OBJECTIVE> Review the lines that follow and copy each one that contains the word "huske".

DATA SHOWN>
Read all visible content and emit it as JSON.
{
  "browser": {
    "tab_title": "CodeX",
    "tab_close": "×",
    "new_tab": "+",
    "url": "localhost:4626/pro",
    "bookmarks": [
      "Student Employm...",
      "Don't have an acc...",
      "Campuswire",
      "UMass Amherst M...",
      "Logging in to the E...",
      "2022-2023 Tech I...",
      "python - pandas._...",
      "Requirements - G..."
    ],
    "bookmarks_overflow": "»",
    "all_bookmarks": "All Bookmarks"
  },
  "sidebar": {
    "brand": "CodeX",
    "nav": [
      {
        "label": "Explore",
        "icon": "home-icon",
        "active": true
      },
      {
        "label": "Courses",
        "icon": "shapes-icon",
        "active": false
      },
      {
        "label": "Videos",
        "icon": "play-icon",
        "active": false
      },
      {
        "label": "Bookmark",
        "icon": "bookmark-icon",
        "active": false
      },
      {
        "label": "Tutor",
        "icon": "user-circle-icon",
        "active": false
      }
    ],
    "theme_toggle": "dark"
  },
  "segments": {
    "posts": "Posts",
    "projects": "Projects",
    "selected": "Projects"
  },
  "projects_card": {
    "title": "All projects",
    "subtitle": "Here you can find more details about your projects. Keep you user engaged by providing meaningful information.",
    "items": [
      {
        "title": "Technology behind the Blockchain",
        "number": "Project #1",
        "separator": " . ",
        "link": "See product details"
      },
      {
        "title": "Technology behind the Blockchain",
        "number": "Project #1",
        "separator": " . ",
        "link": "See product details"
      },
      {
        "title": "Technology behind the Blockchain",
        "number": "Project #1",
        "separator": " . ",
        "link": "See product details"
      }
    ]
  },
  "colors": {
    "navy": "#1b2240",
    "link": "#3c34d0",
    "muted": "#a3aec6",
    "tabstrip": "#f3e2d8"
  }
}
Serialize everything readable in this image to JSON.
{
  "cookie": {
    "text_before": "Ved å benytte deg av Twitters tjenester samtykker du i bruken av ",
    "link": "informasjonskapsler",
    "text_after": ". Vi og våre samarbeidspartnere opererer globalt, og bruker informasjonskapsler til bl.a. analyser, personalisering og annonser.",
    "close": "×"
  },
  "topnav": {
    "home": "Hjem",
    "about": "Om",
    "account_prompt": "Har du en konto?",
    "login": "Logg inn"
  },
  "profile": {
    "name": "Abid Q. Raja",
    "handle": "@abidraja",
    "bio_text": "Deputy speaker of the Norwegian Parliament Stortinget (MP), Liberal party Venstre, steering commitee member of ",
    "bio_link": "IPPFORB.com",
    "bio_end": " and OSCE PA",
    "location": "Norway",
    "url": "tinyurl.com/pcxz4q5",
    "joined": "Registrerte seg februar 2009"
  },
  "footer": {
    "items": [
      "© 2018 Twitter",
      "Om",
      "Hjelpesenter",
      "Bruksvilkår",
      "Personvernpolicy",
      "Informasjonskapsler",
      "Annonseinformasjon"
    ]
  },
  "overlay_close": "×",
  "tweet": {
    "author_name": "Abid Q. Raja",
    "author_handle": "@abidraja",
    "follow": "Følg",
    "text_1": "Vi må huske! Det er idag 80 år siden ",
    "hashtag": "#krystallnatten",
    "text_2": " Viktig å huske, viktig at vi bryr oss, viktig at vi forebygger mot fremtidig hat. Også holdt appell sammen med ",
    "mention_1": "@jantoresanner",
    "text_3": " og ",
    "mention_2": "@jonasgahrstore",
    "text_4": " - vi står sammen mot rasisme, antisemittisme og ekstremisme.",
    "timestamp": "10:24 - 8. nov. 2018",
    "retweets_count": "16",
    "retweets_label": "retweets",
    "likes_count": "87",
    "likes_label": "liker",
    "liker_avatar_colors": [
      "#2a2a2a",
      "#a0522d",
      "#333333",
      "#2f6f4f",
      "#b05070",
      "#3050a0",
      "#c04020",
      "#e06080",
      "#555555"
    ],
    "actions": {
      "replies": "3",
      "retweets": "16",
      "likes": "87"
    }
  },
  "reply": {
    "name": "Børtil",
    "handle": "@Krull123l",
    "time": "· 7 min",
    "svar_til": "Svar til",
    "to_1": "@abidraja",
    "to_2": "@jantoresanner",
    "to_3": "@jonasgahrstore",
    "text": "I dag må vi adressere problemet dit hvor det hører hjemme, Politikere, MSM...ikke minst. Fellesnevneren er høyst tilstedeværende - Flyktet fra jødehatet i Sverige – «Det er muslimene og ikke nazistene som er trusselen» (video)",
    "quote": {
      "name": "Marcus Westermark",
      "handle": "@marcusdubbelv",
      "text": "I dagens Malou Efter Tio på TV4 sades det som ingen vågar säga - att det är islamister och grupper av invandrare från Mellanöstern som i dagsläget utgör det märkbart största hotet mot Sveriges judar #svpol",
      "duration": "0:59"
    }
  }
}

FINAL ANSWER>
    "text_1": "Vi må huske! Det er idag 80 år siden ",
    "text_2": " Viktig å huske, viktig at vi bryr oss, viktig at vi forebygger mot fremtidig hat. Også holdt appell sammen med ",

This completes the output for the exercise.